◆ What this task involves: Answer with a single number: the count of lines that include the string "icon".

§

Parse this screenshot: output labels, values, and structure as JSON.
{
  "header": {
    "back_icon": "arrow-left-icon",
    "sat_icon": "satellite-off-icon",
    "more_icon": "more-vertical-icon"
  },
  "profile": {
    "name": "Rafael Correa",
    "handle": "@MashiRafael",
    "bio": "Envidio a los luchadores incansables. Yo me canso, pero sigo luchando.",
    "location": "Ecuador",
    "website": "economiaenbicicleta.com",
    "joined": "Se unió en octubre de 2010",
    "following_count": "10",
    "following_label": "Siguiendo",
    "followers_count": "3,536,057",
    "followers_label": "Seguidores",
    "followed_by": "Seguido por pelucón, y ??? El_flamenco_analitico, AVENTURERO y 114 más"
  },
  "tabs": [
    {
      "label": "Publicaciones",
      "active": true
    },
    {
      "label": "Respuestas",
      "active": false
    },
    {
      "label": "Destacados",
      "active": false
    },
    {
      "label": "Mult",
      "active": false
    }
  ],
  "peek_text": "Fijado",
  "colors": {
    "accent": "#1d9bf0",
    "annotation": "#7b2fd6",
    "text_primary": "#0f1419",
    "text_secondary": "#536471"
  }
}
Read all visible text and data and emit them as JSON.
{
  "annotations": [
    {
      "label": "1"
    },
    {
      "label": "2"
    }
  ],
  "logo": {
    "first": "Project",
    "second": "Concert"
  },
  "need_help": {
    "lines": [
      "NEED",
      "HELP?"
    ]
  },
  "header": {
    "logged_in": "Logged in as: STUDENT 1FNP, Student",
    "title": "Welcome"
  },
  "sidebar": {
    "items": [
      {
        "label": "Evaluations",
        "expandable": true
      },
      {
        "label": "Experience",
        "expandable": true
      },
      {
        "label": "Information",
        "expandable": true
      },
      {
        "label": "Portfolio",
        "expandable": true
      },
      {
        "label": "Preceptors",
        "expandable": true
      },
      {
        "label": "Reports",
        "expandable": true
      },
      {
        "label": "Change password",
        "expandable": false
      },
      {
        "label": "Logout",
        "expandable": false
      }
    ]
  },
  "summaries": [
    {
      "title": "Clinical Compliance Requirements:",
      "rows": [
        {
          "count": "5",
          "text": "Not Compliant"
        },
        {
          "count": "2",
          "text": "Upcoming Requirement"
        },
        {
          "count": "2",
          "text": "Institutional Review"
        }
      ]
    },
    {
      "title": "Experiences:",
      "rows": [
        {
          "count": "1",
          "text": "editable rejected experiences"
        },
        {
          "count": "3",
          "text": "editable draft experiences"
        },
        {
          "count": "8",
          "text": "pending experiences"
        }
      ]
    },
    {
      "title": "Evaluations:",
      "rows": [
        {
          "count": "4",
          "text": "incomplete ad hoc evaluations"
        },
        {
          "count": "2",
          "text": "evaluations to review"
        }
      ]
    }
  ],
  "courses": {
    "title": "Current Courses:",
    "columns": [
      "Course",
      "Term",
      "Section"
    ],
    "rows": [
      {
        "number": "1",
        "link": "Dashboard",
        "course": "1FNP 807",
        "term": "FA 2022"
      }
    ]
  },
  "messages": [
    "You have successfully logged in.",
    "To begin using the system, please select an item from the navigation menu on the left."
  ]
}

§

◆ Response: 3